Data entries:
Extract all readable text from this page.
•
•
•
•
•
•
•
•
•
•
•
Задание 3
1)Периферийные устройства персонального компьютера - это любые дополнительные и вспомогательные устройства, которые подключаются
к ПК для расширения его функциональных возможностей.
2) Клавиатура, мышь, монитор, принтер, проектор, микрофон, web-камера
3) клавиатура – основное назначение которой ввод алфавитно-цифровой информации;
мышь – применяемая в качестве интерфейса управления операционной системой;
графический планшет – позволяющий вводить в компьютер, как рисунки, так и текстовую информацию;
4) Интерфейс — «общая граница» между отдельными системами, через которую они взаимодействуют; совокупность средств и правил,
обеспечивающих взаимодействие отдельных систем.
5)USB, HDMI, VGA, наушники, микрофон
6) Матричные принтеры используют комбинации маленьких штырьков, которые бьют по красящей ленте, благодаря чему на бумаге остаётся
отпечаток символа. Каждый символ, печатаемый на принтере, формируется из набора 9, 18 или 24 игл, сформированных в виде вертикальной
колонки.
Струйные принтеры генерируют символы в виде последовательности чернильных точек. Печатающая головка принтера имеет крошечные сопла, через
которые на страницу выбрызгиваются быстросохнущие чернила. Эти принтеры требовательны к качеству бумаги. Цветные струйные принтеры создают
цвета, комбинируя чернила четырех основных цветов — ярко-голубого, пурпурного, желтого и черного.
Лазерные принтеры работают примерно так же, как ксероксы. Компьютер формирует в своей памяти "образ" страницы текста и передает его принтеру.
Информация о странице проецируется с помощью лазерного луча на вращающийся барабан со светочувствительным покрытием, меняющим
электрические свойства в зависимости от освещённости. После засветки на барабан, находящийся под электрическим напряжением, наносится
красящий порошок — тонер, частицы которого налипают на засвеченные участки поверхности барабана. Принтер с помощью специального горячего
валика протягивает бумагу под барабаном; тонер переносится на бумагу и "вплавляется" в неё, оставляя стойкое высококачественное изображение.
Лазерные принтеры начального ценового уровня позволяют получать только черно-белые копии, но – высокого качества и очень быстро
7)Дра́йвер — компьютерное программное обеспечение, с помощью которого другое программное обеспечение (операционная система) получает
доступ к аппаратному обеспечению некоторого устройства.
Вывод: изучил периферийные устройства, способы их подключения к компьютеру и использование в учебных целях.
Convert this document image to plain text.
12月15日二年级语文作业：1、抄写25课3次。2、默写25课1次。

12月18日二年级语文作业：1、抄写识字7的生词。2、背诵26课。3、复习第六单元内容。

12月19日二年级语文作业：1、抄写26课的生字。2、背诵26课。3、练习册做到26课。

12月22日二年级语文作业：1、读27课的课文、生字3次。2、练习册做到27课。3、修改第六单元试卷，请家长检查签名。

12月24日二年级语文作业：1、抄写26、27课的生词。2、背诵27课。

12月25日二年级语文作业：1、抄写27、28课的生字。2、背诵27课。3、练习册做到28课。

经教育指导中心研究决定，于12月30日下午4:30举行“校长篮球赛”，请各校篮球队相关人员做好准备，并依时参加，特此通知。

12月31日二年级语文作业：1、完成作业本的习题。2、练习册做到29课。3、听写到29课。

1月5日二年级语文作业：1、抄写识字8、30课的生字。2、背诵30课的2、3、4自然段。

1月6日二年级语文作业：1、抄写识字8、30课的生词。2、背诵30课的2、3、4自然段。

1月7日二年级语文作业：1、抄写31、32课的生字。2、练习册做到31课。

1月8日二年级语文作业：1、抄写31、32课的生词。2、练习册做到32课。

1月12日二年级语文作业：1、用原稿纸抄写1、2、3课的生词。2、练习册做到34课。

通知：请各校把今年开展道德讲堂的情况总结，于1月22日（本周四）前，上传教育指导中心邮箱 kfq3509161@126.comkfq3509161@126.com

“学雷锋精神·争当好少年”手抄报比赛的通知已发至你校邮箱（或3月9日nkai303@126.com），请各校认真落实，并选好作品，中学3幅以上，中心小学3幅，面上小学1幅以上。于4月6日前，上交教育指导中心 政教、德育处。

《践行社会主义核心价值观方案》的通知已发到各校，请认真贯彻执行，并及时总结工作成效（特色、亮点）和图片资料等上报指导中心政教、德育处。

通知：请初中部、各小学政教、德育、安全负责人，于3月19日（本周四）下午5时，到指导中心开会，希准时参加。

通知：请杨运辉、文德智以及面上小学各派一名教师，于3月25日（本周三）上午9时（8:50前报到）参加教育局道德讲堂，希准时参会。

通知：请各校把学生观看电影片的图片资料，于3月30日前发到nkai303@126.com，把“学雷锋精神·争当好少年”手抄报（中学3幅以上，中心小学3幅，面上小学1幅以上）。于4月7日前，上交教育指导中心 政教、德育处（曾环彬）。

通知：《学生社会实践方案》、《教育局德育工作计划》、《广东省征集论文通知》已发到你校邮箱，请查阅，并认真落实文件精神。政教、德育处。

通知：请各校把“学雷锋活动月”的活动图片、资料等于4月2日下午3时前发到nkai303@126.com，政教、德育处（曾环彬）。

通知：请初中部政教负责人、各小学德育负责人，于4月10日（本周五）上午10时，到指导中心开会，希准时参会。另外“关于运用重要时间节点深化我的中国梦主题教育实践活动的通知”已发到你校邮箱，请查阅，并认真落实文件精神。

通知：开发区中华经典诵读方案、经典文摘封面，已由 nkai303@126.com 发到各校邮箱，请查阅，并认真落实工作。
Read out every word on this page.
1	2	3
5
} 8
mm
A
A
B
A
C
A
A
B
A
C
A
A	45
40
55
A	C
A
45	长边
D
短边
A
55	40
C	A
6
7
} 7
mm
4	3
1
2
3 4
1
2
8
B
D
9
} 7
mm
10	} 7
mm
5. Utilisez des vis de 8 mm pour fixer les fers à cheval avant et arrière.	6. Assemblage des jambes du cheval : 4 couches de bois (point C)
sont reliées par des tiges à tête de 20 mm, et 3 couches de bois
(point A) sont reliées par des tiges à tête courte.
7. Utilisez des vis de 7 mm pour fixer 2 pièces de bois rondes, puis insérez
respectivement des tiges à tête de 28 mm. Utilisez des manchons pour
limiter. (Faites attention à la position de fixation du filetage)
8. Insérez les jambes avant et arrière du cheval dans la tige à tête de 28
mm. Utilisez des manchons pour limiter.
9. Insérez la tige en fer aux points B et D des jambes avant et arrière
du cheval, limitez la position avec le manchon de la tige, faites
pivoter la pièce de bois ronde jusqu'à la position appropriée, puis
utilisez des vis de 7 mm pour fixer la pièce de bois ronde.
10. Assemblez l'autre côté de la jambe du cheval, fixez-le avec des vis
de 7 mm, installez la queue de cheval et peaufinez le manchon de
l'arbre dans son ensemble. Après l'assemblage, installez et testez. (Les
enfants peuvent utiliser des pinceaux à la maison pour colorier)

Exercise task: What is the number of lines in the listing that include the word "争当好少年"? Give that number and nothing else.

Correct response: 2